begin DATA FOR PROCESSING

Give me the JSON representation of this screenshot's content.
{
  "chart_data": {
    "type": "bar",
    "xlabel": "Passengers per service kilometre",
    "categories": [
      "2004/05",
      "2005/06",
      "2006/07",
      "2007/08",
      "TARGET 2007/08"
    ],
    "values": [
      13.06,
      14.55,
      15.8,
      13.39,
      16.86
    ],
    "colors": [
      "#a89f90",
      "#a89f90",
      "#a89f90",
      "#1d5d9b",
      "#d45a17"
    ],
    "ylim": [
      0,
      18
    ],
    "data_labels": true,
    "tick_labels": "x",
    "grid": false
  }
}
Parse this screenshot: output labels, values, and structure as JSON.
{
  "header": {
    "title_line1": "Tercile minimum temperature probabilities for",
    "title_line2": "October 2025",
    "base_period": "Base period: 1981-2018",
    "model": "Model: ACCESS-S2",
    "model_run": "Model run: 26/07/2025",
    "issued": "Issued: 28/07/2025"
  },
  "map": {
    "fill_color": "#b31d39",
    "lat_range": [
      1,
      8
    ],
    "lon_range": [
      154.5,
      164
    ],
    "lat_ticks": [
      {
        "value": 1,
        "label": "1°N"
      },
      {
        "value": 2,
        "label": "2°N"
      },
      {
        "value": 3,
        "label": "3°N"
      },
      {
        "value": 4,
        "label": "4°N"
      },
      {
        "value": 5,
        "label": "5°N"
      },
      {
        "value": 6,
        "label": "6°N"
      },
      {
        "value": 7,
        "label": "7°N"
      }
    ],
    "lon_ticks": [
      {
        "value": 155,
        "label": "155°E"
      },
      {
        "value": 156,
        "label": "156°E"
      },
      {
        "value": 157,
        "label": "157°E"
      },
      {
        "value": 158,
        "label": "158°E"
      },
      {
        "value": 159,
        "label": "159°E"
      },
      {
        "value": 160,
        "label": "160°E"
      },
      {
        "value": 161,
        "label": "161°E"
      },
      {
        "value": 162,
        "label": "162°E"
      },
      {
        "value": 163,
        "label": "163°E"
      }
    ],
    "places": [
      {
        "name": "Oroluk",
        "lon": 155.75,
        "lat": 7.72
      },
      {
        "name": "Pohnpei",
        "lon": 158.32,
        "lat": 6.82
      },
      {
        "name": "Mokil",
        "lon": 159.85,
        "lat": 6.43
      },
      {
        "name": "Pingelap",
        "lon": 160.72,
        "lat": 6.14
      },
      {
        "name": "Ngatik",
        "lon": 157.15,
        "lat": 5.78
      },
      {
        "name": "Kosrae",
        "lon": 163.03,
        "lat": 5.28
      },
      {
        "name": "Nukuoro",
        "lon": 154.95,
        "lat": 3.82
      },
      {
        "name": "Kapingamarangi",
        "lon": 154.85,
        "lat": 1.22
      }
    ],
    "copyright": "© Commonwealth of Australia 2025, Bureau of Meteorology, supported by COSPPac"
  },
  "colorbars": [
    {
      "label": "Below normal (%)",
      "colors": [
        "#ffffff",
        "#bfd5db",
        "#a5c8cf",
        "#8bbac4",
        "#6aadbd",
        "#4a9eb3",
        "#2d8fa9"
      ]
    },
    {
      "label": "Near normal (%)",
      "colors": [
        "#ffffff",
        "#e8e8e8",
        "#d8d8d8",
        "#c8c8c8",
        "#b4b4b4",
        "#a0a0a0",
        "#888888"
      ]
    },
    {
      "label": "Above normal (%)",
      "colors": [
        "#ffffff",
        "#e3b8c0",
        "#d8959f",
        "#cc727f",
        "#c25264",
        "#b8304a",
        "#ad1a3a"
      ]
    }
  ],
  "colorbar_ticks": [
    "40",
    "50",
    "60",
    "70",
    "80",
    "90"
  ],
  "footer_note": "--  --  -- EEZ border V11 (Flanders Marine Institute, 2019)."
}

end DATA FOR PROCESSING

#### DIRECTION:
Using the listing above, show every line that includes the string "name".

#### TASK SOLUTION:
        "name": "Oroluk",
        "name": "Pohnpei",
        "name": "Mokil",
        "name": "Pingelap",
        "name": "Ngatik",
        "name": "Kosrae",
        "name": "Nukuoro",
        "name": "Kapingamarangi",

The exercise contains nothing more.